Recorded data
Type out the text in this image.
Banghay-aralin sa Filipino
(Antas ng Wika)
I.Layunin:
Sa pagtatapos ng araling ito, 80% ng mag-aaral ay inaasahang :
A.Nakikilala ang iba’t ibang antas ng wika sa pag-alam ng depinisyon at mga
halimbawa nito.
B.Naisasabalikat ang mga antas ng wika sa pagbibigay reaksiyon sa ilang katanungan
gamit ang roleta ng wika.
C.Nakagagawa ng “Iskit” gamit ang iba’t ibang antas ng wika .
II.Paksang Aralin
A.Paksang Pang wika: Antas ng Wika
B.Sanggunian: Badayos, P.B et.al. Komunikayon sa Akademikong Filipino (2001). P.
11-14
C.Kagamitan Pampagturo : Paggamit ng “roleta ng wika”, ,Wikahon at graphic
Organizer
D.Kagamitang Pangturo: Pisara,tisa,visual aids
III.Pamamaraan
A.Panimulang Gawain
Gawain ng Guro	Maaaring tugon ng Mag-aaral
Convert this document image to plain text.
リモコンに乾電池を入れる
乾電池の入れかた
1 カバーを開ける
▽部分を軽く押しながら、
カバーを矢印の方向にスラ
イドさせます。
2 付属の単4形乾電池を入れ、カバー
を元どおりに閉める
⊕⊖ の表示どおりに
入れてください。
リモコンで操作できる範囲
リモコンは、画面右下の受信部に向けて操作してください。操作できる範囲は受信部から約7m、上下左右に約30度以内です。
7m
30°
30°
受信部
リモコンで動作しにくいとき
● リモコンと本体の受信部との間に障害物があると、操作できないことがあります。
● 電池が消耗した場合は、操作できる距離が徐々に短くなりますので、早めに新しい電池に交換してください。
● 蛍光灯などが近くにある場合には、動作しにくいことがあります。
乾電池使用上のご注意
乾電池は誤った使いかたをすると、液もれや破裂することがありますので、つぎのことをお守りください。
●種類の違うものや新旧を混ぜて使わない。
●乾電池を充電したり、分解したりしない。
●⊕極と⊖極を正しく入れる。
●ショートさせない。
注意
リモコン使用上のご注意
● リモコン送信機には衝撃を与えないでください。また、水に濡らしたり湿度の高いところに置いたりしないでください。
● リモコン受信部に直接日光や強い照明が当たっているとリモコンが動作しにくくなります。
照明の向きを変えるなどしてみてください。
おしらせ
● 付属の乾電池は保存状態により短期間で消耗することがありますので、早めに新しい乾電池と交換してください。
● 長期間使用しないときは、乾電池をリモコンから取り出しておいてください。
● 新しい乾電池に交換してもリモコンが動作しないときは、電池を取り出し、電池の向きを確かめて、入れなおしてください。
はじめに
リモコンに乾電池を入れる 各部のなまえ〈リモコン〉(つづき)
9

__Exercise directions__: Quote every line from the line containing "Convert this document image to plain text." through the closing line of the listing, including both.

__Solution for this exercise__:
Convert this document image to plain text.
リモコンに乾電池を入れる
乾電池の入れかた
1 カバーを開ける
▽部分を軽く押しながら、
カバーを矢印の方向にスラ
イドさせます。
2 付属の単4形乾電池を入れ、カバー
を元どおりに閉める
⊕⊖ の表示どおりに
入れてください。
リモコンで操作できる範囲
リモコンは、画面右下の受信部に向けて操作してください。操作できる範囲は受信部から約7m、上下左右に約30度以内です。
7m
30°
30°
受信部
リモコンで動作しにくいとき
● リモコンと本体の受信部との間に障害物があると、操作できないことがあります。
● 電池が消耗した場合は、操作できる距離が徐々に短くなりますので、早めに新しい電池に交換してください。
● 蛍光灯などが近くにある場合には、動作しにくいことがあります。
乾電池使用上のご注意
乾電池は誤った使いかたをすると、液もれや破裂することがありますので、つぎのことをお守りください。
●種類の違うものや新旧を混ぜて使わない。
●乾電池を充電したり、分解したりしない。
●⊕極と⊖極を正しく入れる。
●ショートさせない。
注意
リモコン使用上のご注意
● リモコン送信機には衝撃を与えないでください。また、水に濡らしたり湿度の高いところに置いたりしないでください。
● リモコン受信部に直接日光や強い照明が当たっているとリモコンが動作しにくくなります。
照明の向きを変えるなどしてみてください。
おしらせ
● 付属の乾電池は保存状態により短期間で消耗することがありますので、早めに新しい乾電池と交換してください。
● 長期間使用しないときは、乾電池をリモコンから取り出しておいてください。
● 新しい乾電池に交換してもリモコンが動作しないときは、電池を取り出し、電池の向きを確かめて、入れなおしてください。
はじめに
リモコンに乾電池を入れる 各部のなまえ〈リモコン〉(つづき)
9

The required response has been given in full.